> **Problem**: Find and copy lines holding "GOOD".

━━━ Information provided

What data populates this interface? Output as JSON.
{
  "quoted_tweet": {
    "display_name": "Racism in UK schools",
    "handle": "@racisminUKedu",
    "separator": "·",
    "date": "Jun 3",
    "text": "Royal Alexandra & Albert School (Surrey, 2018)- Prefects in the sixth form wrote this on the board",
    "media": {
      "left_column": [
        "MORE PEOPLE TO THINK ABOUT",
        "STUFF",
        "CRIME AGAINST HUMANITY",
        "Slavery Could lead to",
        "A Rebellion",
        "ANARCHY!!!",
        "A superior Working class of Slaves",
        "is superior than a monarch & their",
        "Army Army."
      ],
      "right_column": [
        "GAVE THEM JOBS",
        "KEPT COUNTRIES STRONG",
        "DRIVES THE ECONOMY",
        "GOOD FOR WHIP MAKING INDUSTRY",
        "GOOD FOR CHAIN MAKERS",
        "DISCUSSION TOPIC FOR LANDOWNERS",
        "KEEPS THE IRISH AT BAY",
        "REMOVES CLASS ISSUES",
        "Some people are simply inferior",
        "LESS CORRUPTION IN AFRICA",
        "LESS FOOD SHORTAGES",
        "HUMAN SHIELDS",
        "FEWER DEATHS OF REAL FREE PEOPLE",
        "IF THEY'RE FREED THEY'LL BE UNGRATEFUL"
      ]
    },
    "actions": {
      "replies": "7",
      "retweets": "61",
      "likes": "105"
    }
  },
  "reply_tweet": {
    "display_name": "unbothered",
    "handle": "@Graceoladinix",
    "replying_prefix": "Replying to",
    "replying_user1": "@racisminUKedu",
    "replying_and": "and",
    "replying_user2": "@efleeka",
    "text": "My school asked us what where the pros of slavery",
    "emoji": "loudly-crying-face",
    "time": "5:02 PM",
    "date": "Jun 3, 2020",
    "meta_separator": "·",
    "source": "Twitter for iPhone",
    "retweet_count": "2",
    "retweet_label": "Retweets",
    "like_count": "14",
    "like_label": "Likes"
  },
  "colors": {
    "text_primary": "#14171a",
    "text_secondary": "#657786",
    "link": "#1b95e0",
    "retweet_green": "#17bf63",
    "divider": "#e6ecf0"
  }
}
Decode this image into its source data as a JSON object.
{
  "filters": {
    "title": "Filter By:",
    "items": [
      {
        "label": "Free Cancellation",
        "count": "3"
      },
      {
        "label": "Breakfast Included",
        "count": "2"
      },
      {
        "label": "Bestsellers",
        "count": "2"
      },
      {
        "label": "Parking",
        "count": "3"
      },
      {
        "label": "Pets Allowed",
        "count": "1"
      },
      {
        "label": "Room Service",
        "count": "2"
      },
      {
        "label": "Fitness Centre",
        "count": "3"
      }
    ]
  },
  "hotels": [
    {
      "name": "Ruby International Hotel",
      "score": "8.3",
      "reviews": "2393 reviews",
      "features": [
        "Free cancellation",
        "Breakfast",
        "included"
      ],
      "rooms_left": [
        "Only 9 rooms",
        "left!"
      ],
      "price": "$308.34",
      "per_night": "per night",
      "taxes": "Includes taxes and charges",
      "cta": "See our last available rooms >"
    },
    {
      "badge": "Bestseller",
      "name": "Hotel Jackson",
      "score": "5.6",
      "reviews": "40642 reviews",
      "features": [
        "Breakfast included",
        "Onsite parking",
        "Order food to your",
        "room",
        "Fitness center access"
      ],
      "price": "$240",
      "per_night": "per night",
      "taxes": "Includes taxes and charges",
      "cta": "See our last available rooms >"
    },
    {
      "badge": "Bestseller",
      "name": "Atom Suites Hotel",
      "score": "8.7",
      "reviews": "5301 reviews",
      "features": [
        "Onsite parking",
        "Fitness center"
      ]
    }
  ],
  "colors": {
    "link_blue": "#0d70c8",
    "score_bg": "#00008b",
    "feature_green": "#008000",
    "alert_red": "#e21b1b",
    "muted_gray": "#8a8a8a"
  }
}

━━━━━━

> **Exercise output**:
        "GOOD FOR WHIP MAKING INDUSTRY",
        "GOOD FOR CHAIN MAKERS",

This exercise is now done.